* BEGIN *
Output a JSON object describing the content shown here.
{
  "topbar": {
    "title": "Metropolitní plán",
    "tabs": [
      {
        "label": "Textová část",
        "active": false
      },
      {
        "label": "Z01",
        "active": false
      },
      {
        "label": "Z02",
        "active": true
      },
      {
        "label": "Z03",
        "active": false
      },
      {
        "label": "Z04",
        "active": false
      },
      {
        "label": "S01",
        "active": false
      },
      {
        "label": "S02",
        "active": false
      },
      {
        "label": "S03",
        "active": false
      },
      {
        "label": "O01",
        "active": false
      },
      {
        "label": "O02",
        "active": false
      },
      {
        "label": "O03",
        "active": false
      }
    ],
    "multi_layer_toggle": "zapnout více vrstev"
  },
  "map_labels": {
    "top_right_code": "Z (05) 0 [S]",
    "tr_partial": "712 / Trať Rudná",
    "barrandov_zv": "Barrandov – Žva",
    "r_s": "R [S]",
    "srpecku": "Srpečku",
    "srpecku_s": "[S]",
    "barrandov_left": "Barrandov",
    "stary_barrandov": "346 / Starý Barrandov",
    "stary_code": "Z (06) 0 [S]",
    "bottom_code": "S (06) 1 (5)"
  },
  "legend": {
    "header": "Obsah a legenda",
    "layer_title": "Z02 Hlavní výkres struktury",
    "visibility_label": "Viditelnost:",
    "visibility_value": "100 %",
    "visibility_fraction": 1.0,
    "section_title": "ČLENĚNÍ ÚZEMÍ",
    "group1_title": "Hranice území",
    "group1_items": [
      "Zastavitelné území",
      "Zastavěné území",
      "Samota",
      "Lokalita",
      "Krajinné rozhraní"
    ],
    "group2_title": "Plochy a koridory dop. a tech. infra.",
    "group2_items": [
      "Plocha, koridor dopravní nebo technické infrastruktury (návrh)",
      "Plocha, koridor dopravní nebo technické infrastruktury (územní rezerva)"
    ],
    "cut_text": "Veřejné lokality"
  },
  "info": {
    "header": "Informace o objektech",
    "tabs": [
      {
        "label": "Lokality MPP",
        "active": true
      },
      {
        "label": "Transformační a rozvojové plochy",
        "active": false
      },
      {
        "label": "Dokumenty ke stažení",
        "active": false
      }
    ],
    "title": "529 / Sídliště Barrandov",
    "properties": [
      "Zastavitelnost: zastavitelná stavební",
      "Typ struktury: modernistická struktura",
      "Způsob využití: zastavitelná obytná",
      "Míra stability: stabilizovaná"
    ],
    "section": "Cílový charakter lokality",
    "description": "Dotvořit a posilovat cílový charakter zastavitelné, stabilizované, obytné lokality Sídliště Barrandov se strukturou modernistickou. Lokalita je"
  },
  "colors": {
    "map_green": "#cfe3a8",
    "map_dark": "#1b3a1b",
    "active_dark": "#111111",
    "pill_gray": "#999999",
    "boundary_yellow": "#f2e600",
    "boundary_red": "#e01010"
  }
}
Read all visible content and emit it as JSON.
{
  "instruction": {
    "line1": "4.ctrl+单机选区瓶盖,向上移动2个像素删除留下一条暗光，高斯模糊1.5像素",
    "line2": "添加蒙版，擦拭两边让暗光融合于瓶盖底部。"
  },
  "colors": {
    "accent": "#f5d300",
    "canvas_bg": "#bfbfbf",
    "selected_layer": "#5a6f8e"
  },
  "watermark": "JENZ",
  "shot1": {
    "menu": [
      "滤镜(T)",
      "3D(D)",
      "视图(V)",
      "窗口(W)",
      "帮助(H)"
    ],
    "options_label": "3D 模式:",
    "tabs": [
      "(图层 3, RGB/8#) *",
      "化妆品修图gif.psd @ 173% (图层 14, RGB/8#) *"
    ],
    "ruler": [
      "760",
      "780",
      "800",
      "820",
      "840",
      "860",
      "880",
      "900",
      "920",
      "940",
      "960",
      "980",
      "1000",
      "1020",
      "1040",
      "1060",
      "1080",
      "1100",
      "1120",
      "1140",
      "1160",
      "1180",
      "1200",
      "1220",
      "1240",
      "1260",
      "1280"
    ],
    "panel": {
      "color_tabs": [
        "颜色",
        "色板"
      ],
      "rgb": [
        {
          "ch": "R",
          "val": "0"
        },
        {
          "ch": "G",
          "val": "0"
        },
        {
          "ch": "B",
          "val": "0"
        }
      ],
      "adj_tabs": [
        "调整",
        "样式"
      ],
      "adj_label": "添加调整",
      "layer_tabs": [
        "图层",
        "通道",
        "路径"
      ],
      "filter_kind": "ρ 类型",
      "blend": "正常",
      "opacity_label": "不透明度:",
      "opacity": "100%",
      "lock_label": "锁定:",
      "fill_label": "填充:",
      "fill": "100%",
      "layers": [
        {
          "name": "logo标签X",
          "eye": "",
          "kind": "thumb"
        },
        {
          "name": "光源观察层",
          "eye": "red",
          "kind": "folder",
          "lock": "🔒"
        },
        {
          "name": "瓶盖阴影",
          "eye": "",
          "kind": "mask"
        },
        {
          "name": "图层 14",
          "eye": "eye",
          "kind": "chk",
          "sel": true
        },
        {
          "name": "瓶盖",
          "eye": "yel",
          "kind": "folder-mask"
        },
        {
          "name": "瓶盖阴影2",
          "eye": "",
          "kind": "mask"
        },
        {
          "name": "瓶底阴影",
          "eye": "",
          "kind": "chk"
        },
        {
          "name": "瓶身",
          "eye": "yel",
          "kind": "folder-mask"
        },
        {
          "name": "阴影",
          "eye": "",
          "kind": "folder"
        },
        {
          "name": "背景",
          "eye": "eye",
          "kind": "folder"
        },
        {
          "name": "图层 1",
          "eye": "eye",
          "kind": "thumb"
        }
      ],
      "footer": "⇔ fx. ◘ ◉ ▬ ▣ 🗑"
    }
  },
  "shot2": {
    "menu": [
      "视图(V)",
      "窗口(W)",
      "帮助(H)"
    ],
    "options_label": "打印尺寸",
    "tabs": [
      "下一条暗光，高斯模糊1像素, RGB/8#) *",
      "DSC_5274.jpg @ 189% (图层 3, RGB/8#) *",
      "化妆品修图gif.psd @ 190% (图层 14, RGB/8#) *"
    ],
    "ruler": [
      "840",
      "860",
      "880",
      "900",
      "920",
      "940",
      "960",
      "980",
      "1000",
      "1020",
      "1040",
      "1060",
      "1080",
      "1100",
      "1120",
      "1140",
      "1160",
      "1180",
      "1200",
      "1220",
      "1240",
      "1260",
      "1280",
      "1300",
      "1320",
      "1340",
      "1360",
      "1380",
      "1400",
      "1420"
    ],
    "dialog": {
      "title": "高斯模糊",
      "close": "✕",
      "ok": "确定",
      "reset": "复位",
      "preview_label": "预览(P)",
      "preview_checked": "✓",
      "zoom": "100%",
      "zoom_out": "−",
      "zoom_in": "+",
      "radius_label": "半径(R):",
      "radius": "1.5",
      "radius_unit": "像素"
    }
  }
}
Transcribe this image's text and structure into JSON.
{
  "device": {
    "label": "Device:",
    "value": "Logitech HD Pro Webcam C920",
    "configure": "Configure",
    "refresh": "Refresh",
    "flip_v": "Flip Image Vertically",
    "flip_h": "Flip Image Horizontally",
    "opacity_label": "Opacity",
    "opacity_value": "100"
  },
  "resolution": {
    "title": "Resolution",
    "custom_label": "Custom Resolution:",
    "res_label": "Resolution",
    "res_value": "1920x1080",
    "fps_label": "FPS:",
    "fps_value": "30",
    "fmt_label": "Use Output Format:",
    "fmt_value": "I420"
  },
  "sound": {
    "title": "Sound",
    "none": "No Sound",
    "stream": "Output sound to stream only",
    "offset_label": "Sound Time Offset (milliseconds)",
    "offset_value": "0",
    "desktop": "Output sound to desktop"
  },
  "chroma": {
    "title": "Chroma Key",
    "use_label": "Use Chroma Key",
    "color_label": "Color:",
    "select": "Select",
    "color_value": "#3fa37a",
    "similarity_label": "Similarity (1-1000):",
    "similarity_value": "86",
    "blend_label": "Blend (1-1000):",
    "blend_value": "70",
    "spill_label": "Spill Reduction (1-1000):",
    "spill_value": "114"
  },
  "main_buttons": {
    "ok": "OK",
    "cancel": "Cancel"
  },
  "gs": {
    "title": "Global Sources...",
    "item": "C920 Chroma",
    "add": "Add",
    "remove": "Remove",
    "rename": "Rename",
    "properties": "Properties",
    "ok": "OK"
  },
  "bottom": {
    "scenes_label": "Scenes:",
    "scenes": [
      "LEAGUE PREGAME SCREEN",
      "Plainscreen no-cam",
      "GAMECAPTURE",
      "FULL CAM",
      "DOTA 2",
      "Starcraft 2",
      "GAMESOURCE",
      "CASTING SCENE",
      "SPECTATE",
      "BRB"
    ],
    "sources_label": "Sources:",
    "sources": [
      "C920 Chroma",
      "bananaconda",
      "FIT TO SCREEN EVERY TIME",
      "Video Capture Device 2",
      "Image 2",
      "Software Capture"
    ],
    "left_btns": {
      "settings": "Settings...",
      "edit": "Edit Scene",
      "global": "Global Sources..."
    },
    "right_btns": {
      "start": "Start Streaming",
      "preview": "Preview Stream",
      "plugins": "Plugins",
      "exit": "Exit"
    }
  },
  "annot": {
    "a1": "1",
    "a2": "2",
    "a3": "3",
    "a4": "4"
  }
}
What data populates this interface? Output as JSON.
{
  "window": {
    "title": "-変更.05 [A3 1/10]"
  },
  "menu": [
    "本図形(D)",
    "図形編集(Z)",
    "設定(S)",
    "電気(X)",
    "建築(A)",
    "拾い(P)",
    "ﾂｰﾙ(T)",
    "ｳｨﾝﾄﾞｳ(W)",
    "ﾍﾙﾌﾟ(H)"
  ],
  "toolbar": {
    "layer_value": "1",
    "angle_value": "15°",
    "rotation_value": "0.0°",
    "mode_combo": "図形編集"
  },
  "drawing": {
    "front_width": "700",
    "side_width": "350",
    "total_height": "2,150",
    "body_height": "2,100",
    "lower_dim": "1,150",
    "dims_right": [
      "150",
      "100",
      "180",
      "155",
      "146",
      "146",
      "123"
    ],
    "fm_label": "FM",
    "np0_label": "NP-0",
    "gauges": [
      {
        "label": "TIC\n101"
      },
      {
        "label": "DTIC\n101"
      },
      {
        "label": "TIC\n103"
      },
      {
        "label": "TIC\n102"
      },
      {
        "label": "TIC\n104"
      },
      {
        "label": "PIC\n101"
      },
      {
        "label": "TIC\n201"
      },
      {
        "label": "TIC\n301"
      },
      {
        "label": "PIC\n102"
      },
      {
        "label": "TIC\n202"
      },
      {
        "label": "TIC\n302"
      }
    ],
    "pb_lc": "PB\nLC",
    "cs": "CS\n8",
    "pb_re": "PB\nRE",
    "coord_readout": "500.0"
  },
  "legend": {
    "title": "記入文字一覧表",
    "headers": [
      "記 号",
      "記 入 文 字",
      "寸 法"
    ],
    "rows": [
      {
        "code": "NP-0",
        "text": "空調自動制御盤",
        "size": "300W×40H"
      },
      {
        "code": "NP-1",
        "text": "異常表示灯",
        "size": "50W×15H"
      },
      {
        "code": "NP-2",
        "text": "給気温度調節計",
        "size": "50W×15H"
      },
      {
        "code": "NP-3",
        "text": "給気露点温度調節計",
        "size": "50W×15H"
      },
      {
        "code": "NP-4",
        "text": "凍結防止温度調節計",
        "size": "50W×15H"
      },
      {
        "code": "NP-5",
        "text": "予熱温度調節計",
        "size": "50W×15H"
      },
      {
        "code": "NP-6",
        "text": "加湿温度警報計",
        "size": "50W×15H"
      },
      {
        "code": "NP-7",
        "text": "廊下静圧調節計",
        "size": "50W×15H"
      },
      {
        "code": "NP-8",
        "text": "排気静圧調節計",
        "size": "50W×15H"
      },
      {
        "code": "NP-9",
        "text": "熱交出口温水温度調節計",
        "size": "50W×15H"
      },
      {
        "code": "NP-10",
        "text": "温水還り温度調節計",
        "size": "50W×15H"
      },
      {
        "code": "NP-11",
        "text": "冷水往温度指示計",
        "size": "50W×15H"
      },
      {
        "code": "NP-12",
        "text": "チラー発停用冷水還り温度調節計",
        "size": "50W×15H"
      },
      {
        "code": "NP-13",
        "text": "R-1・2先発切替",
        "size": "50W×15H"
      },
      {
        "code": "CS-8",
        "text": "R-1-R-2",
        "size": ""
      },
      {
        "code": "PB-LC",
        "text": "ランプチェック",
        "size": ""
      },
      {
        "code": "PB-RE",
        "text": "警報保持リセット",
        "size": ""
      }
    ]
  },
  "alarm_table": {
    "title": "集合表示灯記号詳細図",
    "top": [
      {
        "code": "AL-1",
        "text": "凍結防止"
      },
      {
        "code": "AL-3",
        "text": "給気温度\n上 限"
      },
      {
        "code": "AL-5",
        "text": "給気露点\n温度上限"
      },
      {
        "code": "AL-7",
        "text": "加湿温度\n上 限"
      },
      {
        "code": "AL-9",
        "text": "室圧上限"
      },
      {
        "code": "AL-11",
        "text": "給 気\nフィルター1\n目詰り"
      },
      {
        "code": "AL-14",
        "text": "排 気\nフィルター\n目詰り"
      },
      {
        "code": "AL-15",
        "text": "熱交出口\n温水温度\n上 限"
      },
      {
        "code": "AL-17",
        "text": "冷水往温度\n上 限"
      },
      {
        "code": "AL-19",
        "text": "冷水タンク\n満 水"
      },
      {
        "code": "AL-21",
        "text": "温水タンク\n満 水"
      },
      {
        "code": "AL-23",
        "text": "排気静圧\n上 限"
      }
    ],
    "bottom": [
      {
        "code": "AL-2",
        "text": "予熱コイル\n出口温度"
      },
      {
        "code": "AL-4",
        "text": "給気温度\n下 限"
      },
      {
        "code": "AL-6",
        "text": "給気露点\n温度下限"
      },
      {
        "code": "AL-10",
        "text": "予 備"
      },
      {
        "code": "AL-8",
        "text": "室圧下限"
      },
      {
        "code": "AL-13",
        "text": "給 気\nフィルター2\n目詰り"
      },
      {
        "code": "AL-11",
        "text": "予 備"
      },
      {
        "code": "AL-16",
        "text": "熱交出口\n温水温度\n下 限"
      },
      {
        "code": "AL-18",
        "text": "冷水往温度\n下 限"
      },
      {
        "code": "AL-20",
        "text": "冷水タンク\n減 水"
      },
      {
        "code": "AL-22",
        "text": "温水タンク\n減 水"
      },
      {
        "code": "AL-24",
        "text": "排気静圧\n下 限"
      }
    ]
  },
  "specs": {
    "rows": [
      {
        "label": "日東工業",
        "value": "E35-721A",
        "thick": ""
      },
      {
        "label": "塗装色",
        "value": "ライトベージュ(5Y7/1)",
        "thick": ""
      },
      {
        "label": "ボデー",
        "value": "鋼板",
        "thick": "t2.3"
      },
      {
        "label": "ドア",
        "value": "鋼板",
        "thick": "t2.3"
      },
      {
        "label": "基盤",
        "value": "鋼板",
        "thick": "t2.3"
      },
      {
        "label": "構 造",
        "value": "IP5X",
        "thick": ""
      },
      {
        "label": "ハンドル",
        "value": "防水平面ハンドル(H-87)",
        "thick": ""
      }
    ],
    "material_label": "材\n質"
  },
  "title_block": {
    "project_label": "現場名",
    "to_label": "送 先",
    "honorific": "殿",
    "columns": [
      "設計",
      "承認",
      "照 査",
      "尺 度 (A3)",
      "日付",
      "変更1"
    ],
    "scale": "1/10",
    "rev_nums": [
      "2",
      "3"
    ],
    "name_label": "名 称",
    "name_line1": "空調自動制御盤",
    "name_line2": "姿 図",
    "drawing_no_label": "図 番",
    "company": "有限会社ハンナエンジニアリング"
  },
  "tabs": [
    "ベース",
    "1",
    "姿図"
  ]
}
* END *
▶ TASK TO COMPLETE: Please list every line of the records that contains "this".

▶ TASK RESULT:
Transcribe this image's text and structure into JSON.
What data populates this interface? Output as JSON.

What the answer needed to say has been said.